REQUIRED TASK: Compute how many lines in the entries below contain "ylabel", and output nothing but the number.

DATA EXTRACT:
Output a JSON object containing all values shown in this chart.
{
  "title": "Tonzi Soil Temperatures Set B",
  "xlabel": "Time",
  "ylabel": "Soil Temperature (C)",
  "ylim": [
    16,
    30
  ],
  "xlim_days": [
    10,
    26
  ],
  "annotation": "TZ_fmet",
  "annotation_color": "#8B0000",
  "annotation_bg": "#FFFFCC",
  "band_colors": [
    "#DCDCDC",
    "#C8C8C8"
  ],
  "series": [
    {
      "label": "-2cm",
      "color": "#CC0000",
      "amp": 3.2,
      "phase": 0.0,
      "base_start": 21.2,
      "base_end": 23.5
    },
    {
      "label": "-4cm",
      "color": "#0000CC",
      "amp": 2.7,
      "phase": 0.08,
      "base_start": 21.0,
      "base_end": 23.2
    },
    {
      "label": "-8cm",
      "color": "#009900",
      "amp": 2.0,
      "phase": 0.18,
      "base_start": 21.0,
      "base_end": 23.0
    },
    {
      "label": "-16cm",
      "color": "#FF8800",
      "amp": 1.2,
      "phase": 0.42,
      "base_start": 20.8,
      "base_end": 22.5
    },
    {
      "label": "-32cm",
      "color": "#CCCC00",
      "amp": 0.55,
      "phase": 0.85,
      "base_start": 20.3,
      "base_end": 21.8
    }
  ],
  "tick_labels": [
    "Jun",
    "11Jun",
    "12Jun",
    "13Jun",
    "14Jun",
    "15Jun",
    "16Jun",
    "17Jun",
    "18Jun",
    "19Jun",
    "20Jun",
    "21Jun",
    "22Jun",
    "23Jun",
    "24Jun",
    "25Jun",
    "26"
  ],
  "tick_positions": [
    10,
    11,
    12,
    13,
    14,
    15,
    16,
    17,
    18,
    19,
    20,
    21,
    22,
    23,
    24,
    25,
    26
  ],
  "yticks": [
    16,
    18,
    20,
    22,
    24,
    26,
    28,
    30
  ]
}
...
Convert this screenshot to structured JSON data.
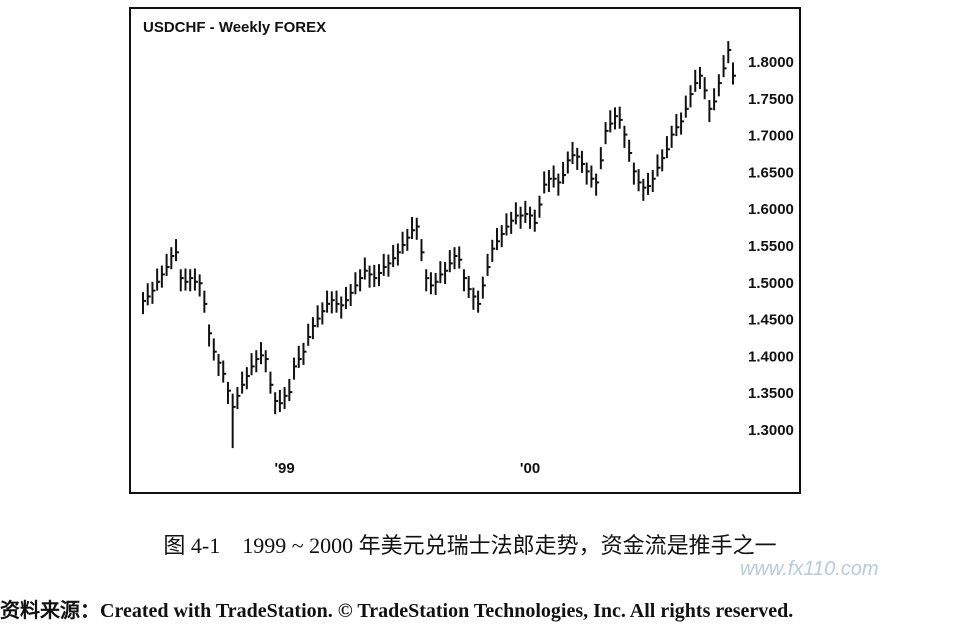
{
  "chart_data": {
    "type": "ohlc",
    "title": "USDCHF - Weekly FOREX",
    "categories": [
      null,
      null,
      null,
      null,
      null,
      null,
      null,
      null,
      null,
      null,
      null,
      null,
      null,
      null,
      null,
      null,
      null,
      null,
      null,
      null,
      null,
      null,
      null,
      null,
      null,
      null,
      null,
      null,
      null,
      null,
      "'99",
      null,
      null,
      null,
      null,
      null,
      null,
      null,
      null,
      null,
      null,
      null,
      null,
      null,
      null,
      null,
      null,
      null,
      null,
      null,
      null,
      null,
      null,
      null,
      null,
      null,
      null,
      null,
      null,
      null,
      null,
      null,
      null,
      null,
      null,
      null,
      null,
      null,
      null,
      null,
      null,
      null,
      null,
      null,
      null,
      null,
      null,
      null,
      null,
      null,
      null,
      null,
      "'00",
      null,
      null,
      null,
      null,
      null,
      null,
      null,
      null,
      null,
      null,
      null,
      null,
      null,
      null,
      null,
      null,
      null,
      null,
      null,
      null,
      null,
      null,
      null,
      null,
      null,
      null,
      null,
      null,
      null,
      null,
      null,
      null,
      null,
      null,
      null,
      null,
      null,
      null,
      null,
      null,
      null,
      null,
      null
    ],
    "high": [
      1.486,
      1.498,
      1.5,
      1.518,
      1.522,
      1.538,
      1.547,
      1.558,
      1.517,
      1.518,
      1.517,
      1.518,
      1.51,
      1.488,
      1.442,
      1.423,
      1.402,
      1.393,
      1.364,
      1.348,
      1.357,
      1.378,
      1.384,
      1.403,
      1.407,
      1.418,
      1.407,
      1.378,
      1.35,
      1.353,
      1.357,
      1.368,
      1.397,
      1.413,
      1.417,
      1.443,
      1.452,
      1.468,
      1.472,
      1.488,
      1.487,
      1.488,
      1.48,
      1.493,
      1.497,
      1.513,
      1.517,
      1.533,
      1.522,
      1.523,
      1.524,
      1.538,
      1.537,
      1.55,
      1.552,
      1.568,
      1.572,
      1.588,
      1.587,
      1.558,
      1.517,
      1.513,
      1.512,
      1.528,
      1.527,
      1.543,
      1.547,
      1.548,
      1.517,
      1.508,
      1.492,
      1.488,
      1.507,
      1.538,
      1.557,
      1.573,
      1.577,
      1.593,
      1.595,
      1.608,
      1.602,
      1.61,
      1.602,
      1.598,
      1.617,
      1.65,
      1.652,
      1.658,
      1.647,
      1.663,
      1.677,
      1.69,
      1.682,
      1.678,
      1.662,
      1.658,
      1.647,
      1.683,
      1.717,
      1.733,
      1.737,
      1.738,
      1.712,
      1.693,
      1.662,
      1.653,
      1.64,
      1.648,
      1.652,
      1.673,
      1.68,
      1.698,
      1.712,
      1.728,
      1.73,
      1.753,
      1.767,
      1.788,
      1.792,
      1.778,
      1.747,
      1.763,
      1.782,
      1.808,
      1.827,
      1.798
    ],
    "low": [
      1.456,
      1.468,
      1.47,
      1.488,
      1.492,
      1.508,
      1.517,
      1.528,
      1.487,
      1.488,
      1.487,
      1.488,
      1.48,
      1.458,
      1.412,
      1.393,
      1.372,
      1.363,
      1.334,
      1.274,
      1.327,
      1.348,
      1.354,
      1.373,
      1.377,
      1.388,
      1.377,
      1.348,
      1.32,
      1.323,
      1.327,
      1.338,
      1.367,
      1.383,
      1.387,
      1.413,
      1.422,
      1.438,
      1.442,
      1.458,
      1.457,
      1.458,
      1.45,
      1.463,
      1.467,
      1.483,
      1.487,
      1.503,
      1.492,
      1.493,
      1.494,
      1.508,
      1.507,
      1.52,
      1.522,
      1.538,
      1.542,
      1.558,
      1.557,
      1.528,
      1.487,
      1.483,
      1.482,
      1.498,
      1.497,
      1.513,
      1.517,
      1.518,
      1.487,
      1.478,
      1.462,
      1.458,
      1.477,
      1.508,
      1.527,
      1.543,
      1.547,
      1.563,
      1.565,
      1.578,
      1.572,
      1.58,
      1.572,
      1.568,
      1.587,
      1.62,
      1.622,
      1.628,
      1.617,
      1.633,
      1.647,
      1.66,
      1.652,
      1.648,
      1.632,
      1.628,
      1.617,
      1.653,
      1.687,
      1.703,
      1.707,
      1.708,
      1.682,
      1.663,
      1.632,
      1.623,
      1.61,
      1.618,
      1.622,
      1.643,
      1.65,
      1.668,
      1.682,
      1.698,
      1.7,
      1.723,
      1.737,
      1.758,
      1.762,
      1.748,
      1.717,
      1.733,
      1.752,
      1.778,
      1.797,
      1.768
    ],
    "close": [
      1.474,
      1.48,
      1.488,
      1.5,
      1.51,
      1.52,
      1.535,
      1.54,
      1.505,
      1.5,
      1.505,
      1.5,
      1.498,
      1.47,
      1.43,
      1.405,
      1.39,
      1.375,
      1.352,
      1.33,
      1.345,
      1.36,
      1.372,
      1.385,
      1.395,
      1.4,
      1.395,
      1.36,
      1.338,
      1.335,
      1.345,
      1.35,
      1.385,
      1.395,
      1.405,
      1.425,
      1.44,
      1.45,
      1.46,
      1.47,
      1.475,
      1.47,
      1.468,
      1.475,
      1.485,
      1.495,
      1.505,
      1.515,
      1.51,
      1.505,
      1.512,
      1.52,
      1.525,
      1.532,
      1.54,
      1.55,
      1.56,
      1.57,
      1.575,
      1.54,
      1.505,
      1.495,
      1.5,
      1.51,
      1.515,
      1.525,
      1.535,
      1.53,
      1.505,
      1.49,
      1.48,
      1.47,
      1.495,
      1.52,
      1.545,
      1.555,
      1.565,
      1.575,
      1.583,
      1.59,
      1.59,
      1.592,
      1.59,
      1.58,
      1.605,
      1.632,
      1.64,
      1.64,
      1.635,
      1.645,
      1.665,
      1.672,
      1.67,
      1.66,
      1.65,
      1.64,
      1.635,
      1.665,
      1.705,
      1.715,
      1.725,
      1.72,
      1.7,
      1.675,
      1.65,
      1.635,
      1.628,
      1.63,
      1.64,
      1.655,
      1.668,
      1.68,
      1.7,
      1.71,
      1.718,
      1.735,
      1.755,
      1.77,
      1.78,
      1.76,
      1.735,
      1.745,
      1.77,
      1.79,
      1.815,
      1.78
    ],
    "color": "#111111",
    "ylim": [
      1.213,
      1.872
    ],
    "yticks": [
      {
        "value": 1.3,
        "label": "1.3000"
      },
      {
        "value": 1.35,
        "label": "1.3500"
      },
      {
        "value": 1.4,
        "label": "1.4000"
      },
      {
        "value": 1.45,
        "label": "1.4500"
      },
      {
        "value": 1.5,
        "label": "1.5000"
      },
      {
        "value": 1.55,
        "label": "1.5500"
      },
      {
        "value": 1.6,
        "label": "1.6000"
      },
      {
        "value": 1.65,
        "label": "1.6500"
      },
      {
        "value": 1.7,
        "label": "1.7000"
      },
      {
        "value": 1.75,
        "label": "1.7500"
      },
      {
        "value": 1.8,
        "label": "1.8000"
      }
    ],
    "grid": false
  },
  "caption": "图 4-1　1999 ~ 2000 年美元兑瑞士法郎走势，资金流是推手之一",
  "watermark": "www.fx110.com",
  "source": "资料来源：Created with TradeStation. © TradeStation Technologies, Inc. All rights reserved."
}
...
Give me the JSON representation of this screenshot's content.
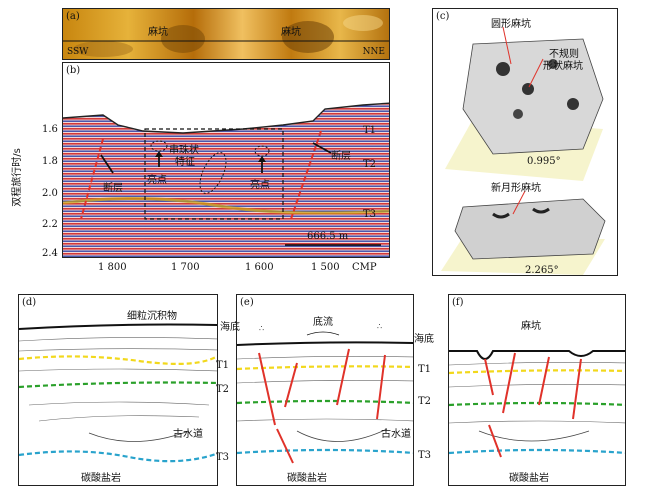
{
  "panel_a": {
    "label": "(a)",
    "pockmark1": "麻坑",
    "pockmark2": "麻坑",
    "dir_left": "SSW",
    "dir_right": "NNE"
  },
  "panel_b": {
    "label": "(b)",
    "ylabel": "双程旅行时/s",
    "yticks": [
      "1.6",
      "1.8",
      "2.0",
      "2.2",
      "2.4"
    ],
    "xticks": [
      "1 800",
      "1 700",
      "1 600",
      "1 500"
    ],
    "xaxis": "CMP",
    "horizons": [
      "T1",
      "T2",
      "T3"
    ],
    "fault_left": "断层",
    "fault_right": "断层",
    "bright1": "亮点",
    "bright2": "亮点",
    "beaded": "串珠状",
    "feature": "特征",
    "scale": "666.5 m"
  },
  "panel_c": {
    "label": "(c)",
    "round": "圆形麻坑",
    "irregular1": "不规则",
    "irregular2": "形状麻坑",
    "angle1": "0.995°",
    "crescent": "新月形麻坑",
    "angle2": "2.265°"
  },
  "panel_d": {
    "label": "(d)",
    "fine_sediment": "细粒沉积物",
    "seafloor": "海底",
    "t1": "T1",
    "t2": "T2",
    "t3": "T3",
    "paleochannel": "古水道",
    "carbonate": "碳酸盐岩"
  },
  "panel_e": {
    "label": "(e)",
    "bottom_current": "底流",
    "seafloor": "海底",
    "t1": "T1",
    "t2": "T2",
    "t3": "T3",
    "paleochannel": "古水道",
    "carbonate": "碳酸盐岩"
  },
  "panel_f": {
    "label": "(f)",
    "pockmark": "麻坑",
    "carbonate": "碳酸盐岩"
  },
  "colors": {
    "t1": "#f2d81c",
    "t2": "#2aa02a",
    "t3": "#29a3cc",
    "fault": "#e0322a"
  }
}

ANSWER TO THIS EXERCISE: 2